Your task:
Can you find every line in the items below that contains the string "logo" and copy each of those lines in full?

Dataset content:
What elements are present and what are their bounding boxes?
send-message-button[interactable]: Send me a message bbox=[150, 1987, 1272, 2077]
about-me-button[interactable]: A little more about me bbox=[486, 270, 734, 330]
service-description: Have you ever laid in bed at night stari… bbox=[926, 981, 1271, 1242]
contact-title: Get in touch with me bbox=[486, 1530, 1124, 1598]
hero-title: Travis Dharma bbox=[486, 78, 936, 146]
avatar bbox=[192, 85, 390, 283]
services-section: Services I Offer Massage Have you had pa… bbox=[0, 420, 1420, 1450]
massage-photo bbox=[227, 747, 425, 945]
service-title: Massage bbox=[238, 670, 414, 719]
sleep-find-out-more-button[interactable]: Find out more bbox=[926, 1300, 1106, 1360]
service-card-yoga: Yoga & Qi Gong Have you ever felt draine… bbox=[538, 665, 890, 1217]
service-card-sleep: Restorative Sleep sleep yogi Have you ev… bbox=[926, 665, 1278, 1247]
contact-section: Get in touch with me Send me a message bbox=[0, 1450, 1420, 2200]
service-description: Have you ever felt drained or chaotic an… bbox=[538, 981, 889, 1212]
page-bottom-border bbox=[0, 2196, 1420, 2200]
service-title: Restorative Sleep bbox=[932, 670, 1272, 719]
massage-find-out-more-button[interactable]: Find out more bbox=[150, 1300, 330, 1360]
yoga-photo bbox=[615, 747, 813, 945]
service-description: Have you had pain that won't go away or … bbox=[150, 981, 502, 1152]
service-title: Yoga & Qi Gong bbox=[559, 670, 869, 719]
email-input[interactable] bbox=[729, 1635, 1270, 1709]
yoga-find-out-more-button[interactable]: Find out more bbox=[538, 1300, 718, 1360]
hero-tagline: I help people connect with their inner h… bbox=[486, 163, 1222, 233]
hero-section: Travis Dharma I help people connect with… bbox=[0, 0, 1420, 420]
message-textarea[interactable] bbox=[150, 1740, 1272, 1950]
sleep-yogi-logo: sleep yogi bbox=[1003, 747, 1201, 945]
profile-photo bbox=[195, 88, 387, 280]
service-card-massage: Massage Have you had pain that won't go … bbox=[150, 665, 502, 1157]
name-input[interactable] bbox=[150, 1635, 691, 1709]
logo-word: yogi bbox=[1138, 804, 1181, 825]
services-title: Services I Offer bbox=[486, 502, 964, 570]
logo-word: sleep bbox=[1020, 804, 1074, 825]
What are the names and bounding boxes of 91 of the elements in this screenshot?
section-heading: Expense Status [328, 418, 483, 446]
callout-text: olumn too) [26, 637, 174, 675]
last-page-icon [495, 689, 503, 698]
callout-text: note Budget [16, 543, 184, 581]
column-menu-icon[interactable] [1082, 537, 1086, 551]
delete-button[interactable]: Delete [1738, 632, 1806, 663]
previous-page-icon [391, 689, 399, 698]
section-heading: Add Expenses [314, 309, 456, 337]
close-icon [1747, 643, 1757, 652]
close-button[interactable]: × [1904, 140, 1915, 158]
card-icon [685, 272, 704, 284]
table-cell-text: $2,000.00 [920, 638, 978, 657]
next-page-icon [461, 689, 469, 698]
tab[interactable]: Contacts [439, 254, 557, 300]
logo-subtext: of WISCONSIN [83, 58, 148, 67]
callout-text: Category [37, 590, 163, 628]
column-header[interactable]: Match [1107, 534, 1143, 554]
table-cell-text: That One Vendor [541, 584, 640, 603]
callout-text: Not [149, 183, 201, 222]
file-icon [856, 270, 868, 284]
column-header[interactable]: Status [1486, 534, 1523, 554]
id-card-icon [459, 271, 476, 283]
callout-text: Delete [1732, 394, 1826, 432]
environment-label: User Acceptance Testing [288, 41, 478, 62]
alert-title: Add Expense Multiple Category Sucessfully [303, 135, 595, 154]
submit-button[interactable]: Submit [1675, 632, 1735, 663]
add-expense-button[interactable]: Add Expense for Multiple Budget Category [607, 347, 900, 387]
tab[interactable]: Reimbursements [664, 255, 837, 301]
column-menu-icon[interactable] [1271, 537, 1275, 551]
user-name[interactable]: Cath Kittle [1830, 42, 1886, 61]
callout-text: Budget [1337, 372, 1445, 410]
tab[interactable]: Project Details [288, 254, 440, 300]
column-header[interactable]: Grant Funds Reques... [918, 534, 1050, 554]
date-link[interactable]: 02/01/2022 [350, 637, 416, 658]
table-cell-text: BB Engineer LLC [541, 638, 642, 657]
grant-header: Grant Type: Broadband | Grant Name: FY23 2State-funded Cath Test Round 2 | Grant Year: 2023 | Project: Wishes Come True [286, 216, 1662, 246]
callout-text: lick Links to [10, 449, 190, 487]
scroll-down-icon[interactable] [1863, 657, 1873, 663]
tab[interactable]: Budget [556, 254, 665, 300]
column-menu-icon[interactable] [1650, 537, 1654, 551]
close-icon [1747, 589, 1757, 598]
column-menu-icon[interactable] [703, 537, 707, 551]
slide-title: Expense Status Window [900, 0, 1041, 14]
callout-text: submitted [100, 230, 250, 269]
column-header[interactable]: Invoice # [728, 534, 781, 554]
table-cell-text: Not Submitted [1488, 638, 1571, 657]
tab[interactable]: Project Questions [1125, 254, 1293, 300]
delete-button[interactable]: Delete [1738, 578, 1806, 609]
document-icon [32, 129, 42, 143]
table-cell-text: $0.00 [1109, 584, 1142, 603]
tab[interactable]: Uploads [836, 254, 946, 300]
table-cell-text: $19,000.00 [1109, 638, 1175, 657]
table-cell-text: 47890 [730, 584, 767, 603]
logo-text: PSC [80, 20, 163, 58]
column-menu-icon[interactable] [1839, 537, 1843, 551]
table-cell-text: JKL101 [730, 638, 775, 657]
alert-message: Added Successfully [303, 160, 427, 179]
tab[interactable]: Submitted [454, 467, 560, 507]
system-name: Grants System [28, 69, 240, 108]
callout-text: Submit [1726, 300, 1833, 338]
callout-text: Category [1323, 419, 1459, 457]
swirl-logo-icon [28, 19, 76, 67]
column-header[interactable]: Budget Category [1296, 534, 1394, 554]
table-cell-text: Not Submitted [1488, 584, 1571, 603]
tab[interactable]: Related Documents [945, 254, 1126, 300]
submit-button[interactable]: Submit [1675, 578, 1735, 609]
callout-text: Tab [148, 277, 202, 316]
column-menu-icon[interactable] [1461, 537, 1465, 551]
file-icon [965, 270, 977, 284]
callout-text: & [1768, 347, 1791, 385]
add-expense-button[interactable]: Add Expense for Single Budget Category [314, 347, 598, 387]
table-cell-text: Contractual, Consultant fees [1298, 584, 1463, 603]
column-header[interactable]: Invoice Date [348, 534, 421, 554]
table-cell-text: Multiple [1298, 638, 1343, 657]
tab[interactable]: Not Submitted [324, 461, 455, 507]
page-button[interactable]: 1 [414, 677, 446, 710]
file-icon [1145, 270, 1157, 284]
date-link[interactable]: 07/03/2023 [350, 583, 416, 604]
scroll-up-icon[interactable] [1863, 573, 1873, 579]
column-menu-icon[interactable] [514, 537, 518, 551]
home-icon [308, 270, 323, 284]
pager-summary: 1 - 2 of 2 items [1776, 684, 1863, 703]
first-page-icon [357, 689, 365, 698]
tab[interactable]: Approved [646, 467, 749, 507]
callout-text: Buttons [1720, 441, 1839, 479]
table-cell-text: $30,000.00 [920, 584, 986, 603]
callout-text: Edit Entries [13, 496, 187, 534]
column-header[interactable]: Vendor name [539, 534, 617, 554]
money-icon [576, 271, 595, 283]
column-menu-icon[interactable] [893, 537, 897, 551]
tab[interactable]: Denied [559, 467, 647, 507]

Correct output:
sleep-yogi-logo: sleep yogi bbox=[1003, 747, 1201, 945]
logo-word: yogi bbox=[1138, 804, 1181, 825]
logo-word: sleep bbox=[1020, 804, 1074, 825]
logo-subtext: of WISCONSIN [83, 58, 148, 67]
logo-text: PSC [80, 20, 163, 58]
swirl-logo-icon [28, 19, 76, 67]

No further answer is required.